## What is asked
In your copy, repeat the records exactly and leave out the pictures.

☆ ☆ ☆

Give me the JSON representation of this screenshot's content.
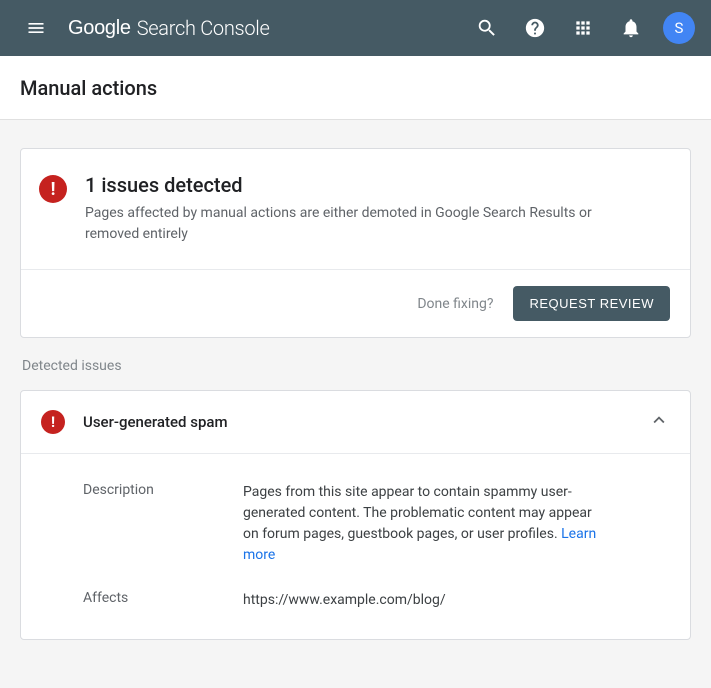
{
  "header": {
    "logo_primary": "Google",
    "logo_secondary": "Search Console",
    "avatar_initial": "S"
  },
  "page": {
    "title": "Manual actions"
  },
  "summary": {
    "heading": "1 issues detected",
    "description": "Pages affected by manual actions are either demoted in Google Search Results or removed entirely",
    "done_fixing_label": "Done fixing?",
    "request_review_label": "REQUEST REVIEW"
  },
  "section_label": "Detected issues",
  "issue": {
    "title": "User-generated spam",
    "fields": {
      "description_label": "Description",
      "description_value": "Pages from this site appear to contain spammy user-generated content. The problematic content may appear on forum pages, guestbook pages, or user profiles.",
      "learn_more_label": "Learn more",
      "affects_label": "Affects",
      "affects_value": "https://www.example.com/blog/"
    }
  }
}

☆ ☆ ☆

## Result of this exercise
Give me the JSON representation of this screenshot's content.
{
  "header": {
    "logo_primary": "Google",
    "logo_secondary": "Search Console",
    "avatar_initial": "S"
  },
  "page": {
    "title": "Manual actions"
  },
  "summary": {
    "heading": "1 issues detected",
    "description": "Pages affected by manual actions are either demoted in Google Search Results or removed entirely",
    "done_fixing_label": "Done fixing?",
    "request_review_label": "REQUEST REVIEW"
  },
  "section_label": "Detected issues",
  "issue": {
    "title": "User-generated spam",
    "fields": {
      "description_label": "Description",
      "description_value": "Pages from this site appear to contain spammy user-generated content. The problematic content may appear on forum pages, guestbook pages, or user profiles.",
      "learn_more_label": "Learn more",
      "affects_label": "Affects",
      "affects_value": "https://www.example.com/blog/"
    }
  }
}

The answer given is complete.